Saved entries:
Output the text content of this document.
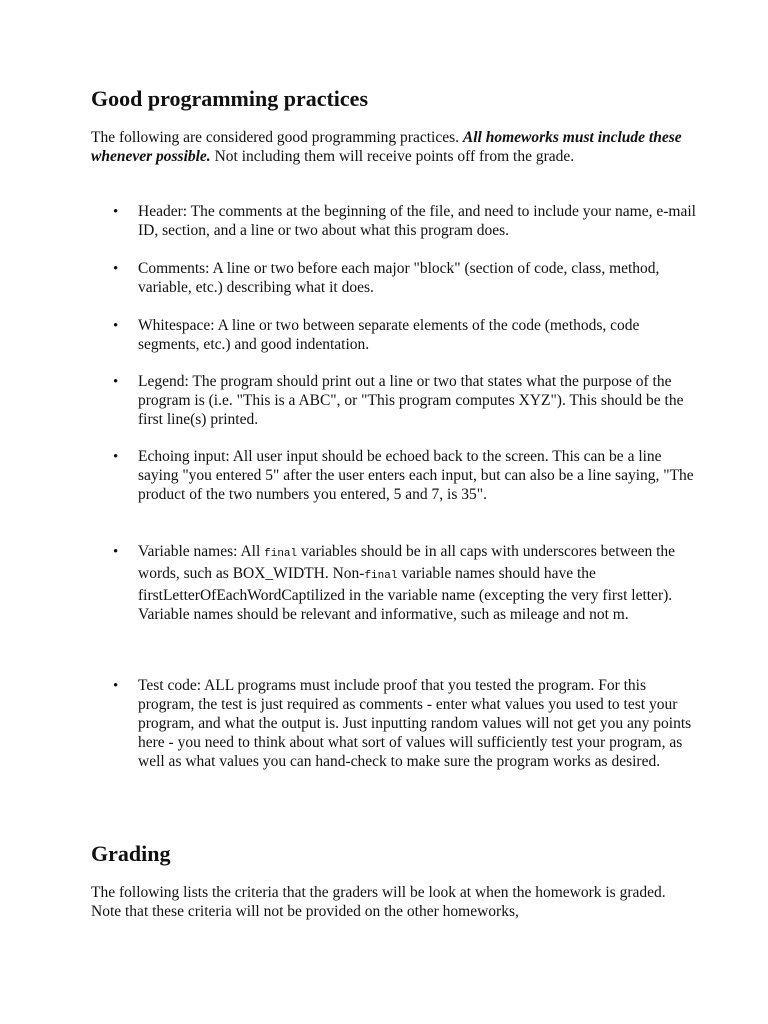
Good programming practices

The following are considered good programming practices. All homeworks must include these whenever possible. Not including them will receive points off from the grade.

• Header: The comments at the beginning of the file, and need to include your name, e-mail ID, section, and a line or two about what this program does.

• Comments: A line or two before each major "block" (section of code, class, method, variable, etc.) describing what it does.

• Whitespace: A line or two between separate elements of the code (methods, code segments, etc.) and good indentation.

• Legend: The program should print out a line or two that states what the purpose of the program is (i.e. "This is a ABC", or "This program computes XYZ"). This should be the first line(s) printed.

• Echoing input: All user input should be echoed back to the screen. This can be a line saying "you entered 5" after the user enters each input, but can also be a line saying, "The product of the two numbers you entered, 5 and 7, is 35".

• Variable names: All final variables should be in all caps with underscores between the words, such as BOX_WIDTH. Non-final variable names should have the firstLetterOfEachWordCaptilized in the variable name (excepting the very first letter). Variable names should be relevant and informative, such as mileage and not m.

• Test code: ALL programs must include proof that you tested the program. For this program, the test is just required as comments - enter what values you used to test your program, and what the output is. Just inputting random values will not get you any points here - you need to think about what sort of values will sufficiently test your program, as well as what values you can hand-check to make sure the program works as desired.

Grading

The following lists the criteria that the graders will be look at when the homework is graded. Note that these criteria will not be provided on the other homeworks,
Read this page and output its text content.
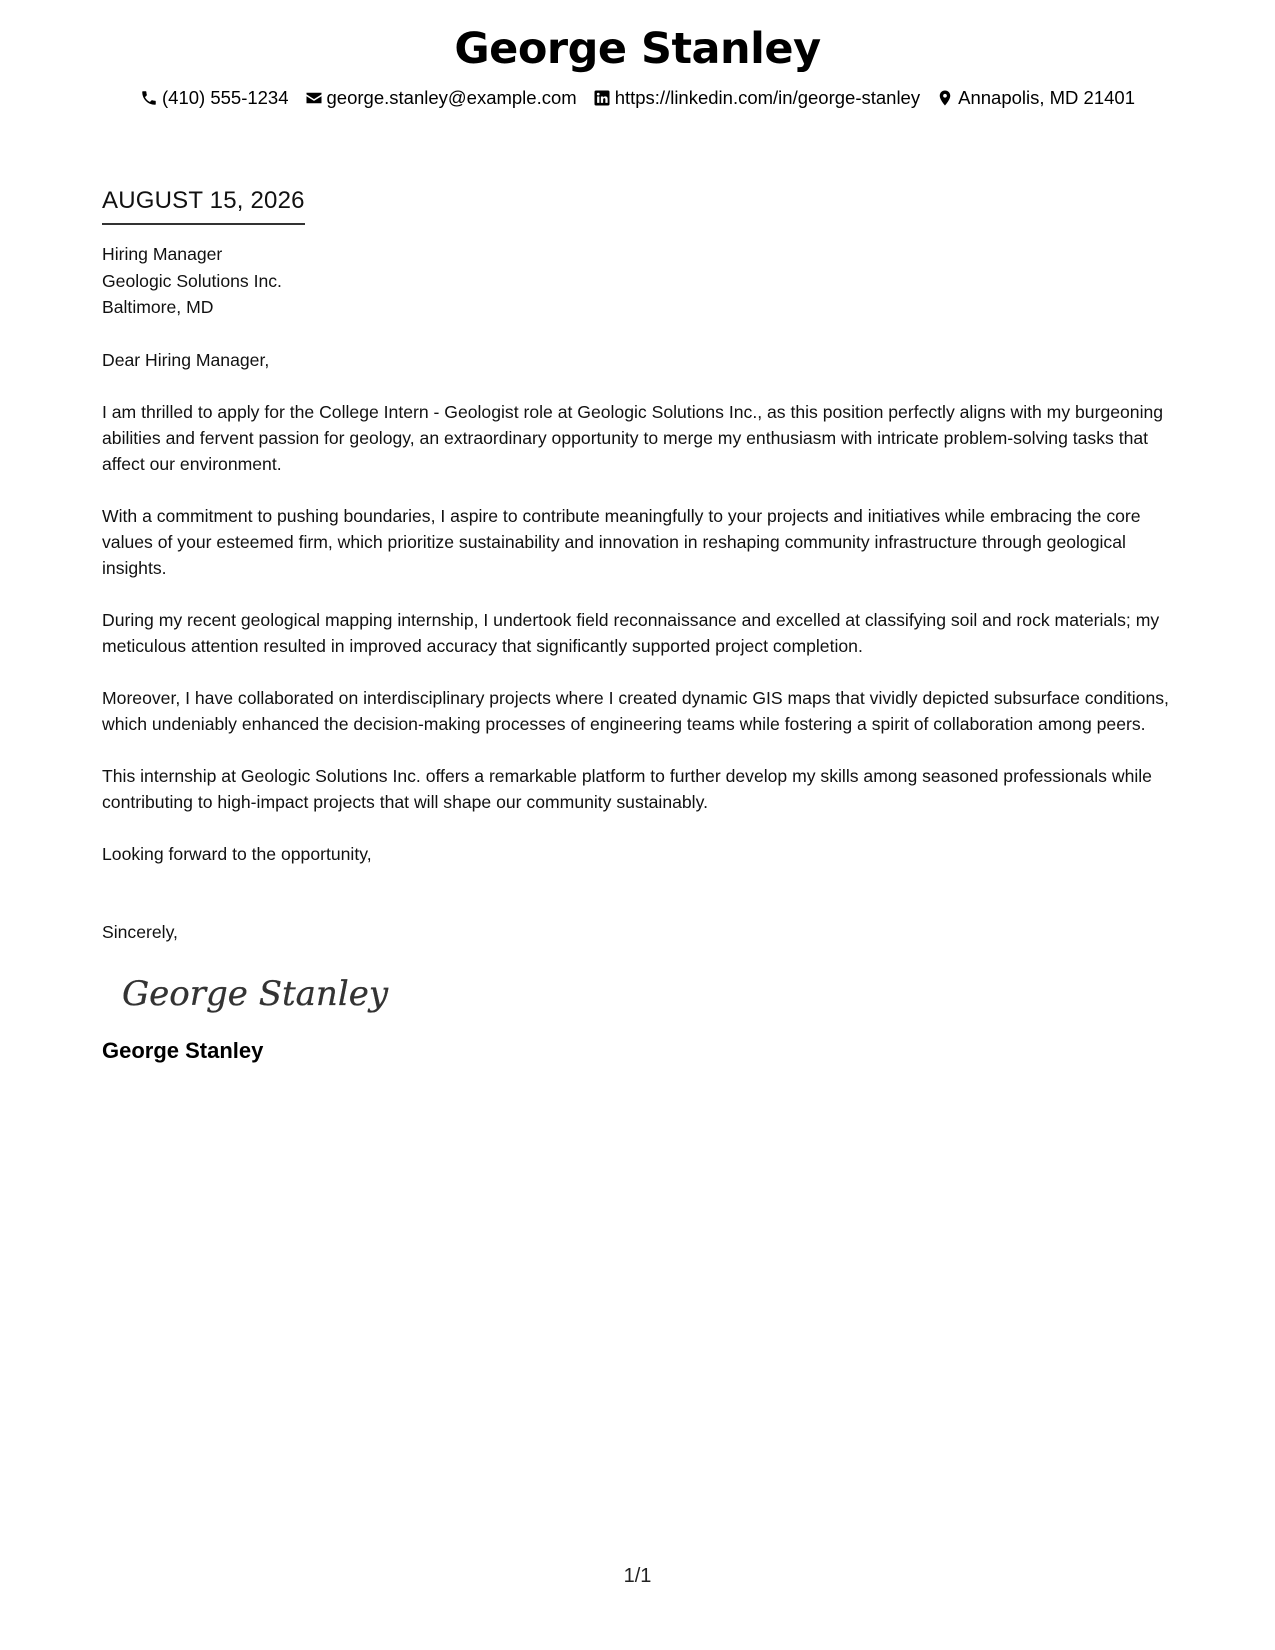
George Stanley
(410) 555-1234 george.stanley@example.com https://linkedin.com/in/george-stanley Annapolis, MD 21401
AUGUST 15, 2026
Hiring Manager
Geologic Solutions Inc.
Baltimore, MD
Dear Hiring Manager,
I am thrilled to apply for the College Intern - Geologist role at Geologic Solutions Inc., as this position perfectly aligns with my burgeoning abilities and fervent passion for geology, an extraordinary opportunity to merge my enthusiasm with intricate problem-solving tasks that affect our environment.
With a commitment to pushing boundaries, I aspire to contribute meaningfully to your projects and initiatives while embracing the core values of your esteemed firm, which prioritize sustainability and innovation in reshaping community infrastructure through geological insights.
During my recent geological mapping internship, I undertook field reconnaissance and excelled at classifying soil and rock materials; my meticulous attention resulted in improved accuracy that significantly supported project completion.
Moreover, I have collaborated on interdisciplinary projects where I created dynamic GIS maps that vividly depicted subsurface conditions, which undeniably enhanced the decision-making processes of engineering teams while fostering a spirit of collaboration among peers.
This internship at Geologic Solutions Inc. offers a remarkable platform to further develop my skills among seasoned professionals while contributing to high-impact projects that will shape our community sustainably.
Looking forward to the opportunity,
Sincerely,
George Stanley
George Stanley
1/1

Task statement: Without the pictures, reproduce every line of the records above exactly.

Correct response:
Output the text content of this document.
Good programming practices

The following are considered good programming practices. All homeworks must include these whenever possible. Not including them will receive points off from the grade.

• Header: The comments at the beginning of the file, and need to include your name, e-mail ID, section, and a line or two about what this program does.

• Comments: A line or two before each major "block" (section of code, class, method, variable, etc.) describing what it does.

• Whitespace: A line or two between separate elements of the code (methods, code segments, etc.) and good indentation.

• Legend: The program should print out a line or two that states what the purpose of the program is (i.e. "This is a ABC", or "This program computes XYZ"). This should be the first line(s) printed.

• Echoing input: All user input should be echoed back to the screen. This can be a line saying "you entered 5" after the user enters each input, but can also be a line saying, "The product of the two numbers you entered, 5 and 7, is 35".

• Variable names: All final variables should be in all caps with underscores between the words, such as BOX_WIDTH. Non-final variable names should have the firstLetterOfEachWordCaptilized in the variable name (excepting the very first letter). Variable names should be relevant and informative, such as mileage and not m.

• Test code: ALL programs must include proof that you tested the program. For this program, the test is just required as comments - enter what values you used to test your program, and what the output is. Just inputting random values will not get you any points here - you need to think about what sort of values will sufficiently test your program, as well as what values you can hand-check to make sure the program works as desired.

Grading

The following lists the criteria that the graders will be look at when the homework is graded. Note that these criteria will not be provided on the other homeworks,
Read this page and output its text content.
George Stanley
(410) 555-1234 george.stanley@example.com https://linkedin.com/in/george-stanley Annapolis, MD 21401
AUGUST 15, 2026
Hiring Manager
Geologic Solutions Inc.
Baltimore, MD
Dear Hiring Manager,
I am thrilled to apply for the College Intern - Geologist role at Geologic Solutions Inc., as this position perfectly aligns with my burgeoning abilities and fervent passion for geology, an extraordinary opportunity to merge my enthusiasm with intricate problem-solving tasks that affect our environment.
With a commitment to pushing boundaries, I aspire to contribute meaningfully to your projects and initiatives while embracing the core values of your esteemed firm, which prioritize sustainability and innovation in reshaping community infrastructure through geological insights.
During my recent geological mapping internship, I undertook field reconnaissance and excelled at classifying soil and rock materials; my meticulous attention resulted in improved accuracy that significantly supported project completion.
Moreover, I have collaborated on interdisciplinary projects where I created dynamic GIS maps that vividly depicted subsurface conditions, which undeniably enhanced the decision-making processes of engineering teams while fostering a spirit of collaboration among peers.
This internship at Geologic Solutions Inc. offers a remarkable platform to further develop my skills among seasoned professionals while contributing to high-impact projects that will shape our community sustainably.
Looking forward to the opportunity,
Sincerely,
George Stanley
George Stanley
1/1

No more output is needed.